* [QUOTED TEXT]
Potato Onions For Dinner

Dateline: 26 December 2016

My first potato onion harvest. 

Last year was the first year I grew potato onions. I wrote about this unique variety of onion back in April of 2016 (Rediscovering and Restoring the Multiplier Onion). Then, come August, I wrote about my potato onion harvest (These Peasant Onions Are Amazing!). Now, I'd like to take this story a step further and show you how we put the smallest potato onions to good use...

It is something of a family tradition here to have cheese onions (aka, "cheesy onions" or "cheesed onions") for Thanksgiving and/or Christmas dinner. Cheese onions, if you don't know, are boiled onions covered with a cheese sauce and baked (Here's a Recipe). You can slice up larger onions to make cheese onions, but small onions are preferred.

So, I selected out all the smallest potato onions from my harvest. The onions were harvested four months ago and were still in perfectly good, solid condition. 

The smallest onions from my harvest.

Those are the potato onions I peeled. It was the least I could do, as I'm not much of a cook. I figured that since I was just peeling the onions, and not cutting them up, the "onion gas" would be minimal. I was wrong. 

My eyes were burning pretty bad by the time I finished. It wasn't nearly as bad as the time I made horseradish sauce (My Horseradish Nightmare), but it was bad enough. Potato onions are potent onions!

And here they are, all peeled...

Lovely, peeled potato onions.

Marlene took over from there. I asked her what recipe she used and she told me, "I just have it in my head." Like her mother before her, and probably her mother before her.

* [STATED PROBLEM]
According to the potato onion text, what are cheese onions? The records that follow have no connection to the potato onion text.

* [INFORMATION GIVEN]

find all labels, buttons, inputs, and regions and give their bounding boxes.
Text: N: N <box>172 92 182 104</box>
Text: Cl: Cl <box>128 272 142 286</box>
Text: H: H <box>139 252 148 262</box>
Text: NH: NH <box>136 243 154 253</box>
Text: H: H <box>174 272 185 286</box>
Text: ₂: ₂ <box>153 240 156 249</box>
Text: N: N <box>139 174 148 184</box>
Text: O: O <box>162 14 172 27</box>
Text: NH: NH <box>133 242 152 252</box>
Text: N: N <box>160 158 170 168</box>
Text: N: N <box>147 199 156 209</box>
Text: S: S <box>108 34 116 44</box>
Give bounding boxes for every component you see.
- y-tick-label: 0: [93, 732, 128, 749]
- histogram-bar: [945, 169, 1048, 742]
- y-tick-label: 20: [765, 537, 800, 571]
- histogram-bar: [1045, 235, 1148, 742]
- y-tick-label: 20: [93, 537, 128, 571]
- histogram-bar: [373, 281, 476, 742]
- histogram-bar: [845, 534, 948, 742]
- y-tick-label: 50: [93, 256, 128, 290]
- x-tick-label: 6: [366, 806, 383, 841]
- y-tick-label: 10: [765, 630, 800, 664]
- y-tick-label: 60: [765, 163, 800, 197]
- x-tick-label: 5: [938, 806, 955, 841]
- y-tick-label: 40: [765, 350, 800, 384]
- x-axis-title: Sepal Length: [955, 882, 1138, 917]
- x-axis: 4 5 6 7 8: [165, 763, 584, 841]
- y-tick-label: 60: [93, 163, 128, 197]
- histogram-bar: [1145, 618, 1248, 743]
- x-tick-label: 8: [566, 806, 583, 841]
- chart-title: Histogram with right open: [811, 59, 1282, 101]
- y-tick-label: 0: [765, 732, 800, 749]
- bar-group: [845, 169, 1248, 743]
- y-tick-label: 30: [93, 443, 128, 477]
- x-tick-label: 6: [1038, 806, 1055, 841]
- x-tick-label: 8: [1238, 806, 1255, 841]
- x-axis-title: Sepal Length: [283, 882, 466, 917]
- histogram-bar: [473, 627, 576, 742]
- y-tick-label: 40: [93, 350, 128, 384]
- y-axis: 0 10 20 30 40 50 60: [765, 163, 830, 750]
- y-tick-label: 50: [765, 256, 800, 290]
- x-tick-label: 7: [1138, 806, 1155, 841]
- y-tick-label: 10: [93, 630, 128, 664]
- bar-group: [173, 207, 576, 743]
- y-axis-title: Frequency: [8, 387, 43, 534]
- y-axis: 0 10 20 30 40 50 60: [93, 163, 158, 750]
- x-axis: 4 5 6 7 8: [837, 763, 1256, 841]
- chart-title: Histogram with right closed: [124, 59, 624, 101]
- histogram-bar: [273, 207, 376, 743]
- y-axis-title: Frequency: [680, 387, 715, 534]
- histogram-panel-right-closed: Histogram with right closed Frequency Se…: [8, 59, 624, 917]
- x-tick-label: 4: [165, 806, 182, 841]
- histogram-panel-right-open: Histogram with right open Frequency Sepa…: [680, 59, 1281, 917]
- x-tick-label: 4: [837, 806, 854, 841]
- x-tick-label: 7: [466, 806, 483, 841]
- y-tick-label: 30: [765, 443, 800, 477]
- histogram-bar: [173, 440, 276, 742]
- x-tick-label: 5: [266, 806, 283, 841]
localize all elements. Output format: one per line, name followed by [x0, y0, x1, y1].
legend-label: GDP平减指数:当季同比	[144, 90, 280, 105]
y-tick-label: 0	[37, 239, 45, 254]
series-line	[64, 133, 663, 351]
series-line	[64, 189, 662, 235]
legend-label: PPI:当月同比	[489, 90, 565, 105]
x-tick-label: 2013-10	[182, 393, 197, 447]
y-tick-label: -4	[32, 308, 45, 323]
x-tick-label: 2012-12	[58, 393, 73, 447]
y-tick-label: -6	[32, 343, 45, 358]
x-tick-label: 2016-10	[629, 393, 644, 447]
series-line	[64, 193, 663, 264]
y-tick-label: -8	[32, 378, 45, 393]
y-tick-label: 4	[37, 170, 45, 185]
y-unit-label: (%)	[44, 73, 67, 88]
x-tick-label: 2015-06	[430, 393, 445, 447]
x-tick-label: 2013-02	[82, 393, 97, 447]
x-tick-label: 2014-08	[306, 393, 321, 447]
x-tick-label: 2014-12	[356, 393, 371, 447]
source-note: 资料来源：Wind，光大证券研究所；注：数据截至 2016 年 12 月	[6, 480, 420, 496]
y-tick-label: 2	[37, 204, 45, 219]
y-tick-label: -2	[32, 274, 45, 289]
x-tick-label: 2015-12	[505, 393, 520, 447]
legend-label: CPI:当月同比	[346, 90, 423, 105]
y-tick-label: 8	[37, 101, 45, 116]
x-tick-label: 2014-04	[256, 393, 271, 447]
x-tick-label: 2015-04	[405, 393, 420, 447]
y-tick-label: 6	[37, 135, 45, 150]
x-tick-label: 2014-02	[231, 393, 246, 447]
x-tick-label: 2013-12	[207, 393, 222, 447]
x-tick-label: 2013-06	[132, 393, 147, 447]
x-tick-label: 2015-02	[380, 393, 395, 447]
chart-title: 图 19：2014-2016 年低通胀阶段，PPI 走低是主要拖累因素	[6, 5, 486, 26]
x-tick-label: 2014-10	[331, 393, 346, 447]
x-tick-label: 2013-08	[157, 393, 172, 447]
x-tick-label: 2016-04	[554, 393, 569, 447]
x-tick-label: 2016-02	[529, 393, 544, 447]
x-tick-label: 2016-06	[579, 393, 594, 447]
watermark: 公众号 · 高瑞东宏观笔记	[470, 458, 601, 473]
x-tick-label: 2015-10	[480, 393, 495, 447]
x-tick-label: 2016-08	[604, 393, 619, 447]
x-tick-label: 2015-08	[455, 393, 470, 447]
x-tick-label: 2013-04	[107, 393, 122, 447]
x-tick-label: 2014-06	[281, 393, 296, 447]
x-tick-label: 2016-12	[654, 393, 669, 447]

* [CORRECT RESPONSE]
Cheese onions are boiled onions covered with a cheese sauce and baked.